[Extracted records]
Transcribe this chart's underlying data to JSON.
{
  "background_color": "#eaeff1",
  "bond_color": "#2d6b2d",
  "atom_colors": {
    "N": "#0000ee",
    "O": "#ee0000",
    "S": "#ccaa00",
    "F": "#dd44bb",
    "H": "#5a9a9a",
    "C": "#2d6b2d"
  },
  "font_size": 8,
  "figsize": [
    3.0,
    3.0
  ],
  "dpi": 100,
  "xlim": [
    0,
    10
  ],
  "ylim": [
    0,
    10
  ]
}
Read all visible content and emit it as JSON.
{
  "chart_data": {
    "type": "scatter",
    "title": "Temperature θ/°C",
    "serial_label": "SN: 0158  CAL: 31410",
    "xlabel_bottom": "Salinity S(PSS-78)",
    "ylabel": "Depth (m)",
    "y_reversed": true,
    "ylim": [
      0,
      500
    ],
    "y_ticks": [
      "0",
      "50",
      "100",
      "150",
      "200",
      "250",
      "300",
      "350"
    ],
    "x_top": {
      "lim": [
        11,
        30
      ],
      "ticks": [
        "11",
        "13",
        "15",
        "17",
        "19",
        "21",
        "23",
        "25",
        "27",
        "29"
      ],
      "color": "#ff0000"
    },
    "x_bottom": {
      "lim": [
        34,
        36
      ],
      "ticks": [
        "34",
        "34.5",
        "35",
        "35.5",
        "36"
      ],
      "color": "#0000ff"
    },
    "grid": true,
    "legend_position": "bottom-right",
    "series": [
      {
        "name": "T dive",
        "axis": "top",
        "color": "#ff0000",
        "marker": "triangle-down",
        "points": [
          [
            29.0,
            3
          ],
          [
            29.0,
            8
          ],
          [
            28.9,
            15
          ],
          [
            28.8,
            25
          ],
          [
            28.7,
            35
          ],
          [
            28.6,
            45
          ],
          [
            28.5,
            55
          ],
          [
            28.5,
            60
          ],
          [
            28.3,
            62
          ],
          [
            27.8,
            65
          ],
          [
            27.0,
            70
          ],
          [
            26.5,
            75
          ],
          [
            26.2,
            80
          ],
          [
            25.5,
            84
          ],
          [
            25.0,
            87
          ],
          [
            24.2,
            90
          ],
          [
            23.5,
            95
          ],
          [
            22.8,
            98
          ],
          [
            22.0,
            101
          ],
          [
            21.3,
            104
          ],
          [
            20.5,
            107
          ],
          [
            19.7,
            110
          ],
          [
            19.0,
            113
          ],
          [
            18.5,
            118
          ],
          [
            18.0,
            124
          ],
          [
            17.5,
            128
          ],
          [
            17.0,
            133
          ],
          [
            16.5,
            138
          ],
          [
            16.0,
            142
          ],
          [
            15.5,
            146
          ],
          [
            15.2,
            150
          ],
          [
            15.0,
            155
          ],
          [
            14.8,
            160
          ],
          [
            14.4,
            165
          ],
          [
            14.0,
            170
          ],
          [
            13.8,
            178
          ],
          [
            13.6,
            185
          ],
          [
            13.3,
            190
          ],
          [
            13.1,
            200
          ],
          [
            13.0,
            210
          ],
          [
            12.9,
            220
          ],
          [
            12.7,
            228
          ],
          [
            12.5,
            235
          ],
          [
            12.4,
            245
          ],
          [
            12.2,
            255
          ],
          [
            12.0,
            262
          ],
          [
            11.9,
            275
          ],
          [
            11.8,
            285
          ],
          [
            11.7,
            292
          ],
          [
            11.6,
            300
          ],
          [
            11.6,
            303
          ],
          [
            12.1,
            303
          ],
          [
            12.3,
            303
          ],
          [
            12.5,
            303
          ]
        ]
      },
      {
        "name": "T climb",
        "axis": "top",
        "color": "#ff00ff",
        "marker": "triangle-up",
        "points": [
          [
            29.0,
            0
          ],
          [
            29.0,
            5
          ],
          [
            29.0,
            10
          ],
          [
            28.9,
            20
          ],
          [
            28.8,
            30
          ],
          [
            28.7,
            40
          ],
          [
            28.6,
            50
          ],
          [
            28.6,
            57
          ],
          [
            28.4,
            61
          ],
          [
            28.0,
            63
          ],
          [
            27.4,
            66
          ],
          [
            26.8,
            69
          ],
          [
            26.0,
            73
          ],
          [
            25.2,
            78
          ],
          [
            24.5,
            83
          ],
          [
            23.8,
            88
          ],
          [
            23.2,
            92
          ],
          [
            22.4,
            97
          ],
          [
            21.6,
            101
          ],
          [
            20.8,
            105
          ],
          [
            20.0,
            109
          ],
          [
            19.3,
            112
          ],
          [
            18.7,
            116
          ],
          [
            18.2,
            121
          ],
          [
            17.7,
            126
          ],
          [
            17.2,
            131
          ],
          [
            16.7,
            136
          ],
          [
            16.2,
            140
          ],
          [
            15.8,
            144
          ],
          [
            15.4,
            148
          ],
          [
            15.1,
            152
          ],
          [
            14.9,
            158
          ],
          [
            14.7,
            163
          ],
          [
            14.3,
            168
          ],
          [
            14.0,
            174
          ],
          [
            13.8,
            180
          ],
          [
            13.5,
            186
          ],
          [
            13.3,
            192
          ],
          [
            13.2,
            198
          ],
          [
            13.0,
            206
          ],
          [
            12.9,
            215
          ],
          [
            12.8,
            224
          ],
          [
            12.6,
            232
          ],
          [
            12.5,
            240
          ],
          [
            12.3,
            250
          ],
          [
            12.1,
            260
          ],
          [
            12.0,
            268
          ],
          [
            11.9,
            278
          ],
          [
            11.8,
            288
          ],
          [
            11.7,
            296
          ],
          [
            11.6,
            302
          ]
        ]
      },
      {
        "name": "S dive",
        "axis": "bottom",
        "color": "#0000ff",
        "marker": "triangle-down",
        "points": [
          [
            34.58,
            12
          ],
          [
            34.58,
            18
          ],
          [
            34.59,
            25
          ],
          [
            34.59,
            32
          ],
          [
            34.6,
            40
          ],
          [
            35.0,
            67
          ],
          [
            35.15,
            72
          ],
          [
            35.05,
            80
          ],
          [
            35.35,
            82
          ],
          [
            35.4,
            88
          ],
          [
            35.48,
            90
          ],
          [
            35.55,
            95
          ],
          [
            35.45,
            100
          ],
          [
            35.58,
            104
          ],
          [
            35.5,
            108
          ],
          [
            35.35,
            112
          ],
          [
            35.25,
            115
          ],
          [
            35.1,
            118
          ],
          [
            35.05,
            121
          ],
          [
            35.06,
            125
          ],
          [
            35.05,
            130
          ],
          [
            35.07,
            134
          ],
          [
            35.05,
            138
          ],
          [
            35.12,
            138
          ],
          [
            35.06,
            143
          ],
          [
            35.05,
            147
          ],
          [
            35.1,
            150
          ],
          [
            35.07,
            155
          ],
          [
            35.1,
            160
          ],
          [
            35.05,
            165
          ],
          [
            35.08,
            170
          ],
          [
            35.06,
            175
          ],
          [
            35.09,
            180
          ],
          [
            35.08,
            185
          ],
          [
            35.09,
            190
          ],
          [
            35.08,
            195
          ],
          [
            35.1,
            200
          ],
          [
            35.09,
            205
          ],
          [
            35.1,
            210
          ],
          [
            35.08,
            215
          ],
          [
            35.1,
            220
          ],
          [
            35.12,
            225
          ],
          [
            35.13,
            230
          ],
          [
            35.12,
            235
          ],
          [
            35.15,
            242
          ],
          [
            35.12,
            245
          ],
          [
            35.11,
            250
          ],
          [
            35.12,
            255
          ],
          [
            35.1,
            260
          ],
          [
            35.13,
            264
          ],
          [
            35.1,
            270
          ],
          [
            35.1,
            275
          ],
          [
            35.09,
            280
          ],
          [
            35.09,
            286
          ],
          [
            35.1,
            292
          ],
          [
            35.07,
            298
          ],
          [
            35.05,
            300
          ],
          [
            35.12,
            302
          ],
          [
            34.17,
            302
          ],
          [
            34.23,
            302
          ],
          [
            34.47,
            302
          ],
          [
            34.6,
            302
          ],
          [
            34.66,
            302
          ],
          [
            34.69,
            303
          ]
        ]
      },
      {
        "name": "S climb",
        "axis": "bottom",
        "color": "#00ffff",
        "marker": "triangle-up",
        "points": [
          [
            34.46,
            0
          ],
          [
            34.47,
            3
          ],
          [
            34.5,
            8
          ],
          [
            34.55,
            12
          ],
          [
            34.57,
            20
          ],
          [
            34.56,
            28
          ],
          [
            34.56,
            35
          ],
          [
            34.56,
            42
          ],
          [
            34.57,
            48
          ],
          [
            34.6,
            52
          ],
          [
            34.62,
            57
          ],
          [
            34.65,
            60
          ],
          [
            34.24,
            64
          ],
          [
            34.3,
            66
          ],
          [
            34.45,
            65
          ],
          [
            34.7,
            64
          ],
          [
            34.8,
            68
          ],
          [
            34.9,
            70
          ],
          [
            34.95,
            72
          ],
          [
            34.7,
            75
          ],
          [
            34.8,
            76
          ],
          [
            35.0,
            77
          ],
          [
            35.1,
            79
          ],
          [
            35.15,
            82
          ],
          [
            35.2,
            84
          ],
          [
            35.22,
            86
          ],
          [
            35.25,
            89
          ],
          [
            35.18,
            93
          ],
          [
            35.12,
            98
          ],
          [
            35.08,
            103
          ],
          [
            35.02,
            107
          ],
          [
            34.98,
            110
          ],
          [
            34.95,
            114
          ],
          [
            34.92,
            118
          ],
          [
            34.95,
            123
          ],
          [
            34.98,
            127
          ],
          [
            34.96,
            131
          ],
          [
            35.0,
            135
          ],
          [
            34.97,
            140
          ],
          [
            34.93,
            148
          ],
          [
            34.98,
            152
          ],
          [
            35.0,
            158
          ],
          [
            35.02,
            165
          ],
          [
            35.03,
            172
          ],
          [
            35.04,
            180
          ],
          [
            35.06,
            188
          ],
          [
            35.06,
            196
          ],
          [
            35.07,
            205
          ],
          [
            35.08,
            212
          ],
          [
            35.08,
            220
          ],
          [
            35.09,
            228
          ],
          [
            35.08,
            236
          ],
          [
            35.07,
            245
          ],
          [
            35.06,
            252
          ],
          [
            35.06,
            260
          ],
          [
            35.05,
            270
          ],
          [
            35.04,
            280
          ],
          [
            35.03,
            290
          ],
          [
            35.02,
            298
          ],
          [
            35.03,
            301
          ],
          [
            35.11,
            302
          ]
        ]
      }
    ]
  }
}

__Objective__. Review the material and copy each line in which the word "JSON" appears.

__Output for this task__.
Transcribe this chart's underlying data to JSON.
Read all visible content and emit it as JSON.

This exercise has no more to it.